Instructions for the task
Return each line of the listing that contains the string "positions".

----- Material for the task

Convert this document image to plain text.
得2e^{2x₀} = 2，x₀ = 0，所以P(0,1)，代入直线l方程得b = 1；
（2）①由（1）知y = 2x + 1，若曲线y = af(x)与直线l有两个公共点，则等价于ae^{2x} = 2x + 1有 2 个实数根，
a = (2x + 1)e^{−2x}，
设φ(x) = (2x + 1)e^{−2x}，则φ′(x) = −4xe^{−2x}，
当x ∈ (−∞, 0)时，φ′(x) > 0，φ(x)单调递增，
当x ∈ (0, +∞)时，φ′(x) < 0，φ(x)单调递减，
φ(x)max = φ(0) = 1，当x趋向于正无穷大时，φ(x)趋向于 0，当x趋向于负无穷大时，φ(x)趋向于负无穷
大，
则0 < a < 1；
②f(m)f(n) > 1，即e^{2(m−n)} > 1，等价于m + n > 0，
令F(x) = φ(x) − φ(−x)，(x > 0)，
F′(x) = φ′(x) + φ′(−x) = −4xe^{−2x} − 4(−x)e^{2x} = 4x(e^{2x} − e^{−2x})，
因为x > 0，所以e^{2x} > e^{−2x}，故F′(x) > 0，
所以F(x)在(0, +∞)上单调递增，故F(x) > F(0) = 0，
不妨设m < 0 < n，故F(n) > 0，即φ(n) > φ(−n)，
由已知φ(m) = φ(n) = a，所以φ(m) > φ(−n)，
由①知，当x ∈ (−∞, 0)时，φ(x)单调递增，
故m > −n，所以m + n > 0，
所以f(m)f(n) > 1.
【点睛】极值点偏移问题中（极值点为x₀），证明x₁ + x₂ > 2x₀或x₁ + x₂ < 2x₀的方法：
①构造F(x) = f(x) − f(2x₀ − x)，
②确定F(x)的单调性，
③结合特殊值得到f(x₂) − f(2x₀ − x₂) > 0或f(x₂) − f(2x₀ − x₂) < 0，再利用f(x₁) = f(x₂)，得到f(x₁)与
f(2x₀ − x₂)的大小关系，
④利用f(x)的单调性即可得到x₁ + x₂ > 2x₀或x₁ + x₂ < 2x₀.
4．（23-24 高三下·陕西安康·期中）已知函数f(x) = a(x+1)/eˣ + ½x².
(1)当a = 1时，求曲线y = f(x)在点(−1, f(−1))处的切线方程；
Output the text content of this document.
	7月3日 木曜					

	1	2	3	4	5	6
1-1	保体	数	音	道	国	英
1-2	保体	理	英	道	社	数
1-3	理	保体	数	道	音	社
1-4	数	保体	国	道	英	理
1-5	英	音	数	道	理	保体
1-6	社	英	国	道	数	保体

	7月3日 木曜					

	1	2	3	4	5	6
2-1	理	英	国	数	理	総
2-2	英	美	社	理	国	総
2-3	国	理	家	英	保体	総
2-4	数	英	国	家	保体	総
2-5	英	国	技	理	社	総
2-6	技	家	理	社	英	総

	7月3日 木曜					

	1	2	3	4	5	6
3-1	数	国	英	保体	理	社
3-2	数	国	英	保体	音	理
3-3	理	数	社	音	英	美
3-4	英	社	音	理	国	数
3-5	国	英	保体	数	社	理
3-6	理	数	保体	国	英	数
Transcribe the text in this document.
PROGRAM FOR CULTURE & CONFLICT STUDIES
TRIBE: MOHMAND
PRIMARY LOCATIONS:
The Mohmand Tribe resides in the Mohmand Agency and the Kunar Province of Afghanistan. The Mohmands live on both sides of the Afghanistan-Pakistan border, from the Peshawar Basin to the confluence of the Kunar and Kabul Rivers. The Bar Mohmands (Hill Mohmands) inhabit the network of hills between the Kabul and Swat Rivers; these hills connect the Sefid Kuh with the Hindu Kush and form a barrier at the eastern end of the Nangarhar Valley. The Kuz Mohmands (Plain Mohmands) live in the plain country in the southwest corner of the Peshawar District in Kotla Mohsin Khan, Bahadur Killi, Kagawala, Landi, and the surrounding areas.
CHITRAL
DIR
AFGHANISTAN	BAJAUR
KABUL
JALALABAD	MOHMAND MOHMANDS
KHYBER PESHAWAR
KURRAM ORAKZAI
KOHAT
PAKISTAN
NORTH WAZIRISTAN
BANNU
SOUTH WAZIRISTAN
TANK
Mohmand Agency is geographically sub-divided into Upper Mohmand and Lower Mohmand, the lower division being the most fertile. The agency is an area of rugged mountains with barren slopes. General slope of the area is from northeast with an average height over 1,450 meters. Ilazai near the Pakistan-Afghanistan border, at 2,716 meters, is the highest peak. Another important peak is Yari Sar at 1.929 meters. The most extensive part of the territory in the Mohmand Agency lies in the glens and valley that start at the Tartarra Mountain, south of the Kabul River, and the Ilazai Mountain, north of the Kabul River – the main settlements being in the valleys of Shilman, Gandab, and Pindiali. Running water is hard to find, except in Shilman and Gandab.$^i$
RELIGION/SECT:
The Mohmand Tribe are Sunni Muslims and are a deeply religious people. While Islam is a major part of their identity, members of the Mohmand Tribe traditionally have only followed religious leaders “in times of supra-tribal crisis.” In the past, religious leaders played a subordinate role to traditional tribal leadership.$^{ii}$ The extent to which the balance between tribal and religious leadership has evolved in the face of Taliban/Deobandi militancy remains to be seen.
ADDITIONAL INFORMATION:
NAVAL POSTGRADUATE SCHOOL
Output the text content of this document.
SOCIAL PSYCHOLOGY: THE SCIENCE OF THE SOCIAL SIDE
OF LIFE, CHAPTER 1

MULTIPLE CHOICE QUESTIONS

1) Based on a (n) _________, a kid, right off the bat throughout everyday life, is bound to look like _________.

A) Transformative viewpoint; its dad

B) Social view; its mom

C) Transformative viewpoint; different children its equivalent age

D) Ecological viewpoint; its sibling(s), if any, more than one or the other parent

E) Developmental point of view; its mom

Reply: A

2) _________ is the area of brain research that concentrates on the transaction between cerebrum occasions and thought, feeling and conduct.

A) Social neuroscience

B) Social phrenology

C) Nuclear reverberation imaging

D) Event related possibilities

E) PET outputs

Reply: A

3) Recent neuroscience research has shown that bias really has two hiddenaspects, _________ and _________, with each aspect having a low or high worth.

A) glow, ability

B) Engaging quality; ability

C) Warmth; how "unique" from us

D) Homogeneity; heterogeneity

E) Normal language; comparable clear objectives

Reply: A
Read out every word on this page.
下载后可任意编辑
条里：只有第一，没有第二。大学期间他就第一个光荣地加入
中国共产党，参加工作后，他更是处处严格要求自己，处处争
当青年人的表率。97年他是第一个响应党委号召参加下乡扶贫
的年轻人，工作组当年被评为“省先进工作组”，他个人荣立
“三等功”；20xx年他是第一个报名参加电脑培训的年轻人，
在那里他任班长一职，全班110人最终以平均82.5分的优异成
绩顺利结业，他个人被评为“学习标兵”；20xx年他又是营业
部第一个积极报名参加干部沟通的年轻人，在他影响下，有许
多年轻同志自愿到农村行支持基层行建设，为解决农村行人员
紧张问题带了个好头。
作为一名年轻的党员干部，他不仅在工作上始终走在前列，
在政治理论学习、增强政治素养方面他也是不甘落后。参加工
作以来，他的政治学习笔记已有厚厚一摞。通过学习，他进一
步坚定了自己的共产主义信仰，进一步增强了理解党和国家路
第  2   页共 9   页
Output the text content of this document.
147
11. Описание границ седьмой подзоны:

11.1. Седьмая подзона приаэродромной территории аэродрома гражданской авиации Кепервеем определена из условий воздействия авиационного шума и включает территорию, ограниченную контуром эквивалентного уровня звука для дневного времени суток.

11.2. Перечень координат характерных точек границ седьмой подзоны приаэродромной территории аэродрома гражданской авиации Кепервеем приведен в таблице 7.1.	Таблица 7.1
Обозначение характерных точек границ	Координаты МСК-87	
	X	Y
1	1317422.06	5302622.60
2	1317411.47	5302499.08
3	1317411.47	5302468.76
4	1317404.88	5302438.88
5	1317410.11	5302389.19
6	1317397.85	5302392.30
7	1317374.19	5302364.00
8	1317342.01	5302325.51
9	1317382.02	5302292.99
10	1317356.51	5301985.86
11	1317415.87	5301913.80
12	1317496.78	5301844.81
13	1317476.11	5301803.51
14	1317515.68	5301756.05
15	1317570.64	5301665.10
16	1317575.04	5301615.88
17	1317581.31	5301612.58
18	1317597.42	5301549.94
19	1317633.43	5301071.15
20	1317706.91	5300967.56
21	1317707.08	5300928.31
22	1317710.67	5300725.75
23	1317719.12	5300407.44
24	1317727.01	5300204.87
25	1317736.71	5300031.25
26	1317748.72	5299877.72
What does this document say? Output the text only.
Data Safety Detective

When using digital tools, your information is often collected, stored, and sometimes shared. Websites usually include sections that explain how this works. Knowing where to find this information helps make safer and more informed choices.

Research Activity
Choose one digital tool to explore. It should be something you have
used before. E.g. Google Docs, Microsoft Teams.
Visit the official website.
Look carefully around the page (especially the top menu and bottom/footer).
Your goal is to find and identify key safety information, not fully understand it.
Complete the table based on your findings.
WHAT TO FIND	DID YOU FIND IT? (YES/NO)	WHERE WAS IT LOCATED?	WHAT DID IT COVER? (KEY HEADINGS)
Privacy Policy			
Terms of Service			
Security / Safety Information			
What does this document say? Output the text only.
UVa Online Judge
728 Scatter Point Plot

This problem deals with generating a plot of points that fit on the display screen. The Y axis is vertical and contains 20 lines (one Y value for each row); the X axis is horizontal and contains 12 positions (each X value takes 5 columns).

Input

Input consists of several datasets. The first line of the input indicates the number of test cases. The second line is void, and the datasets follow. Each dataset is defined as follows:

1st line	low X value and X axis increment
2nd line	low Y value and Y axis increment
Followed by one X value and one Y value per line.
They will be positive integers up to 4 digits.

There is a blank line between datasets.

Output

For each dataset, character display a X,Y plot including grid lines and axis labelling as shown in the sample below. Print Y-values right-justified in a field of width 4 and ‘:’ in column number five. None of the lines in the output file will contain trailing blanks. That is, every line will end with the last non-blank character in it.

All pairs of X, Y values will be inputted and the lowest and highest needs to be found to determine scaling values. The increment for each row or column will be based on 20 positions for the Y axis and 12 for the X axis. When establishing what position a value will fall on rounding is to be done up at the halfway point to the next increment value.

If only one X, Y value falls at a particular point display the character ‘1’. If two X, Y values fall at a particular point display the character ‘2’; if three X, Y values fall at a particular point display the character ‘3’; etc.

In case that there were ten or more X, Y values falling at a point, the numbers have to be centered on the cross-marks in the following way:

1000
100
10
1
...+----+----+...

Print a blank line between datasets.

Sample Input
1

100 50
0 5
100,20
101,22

----------

Solution for this task
This problem deals with generating a plot of points that fit on the display screen. The Y axis is vertical and contains 20 lines (one Y value for each row); the X axis is horizontal and contains 12 positions (each X value takes 5 columns).
All pairs of X, Y values will be inputted and the lowest and highest needs to be found to determine scaling values. The increment for each row or column will be based on 20 positions for the Y axis and 12 for the X axis. When establishing what position a value will fall on rounding is to be done up at the halfway point to the next increment value.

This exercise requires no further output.